→ **Written problem**: Report how many lines in the listing below include the word "gastro". Write nothing besides the number.

═══ Extracted information ═══

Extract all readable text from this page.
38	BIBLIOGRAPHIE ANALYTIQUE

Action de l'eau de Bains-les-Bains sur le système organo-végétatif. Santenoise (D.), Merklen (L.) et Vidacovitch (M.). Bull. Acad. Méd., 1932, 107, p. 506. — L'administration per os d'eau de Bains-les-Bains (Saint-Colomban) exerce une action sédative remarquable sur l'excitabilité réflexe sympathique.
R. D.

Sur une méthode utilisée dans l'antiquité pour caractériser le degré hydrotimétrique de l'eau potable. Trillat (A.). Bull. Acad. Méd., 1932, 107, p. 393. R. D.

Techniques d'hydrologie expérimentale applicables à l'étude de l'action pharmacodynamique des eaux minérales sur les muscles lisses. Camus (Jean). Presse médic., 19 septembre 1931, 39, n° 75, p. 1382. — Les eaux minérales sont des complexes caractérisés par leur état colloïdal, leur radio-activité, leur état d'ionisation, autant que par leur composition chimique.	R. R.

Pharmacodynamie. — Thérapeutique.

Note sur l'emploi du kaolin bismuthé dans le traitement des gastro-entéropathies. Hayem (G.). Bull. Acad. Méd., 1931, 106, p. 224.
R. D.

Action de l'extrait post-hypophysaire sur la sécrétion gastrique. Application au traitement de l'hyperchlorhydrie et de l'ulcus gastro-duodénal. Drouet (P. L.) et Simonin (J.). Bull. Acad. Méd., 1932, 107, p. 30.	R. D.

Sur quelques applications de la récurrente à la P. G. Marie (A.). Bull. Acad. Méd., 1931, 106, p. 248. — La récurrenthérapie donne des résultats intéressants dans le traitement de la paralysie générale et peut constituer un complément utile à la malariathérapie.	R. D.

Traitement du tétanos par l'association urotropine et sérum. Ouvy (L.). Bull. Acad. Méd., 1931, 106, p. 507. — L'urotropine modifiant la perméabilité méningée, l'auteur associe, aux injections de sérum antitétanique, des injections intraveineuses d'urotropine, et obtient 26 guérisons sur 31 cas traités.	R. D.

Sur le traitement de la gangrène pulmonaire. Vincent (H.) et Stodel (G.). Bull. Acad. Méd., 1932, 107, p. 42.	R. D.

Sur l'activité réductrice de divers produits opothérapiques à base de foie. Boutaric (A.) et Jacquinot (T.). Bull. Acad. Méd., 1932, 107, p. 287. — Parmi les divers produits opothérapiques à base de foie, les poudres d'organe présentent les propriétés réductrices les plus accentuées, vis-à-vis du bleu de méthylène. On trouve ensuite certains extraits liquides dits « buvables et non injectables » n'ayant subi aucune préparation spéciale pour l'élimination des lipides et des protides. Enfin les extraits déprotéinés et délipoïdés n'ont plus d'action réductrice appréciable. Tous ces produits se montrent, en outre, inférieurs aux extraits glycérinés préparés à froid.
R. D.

═══

→ **Exercise result**: 2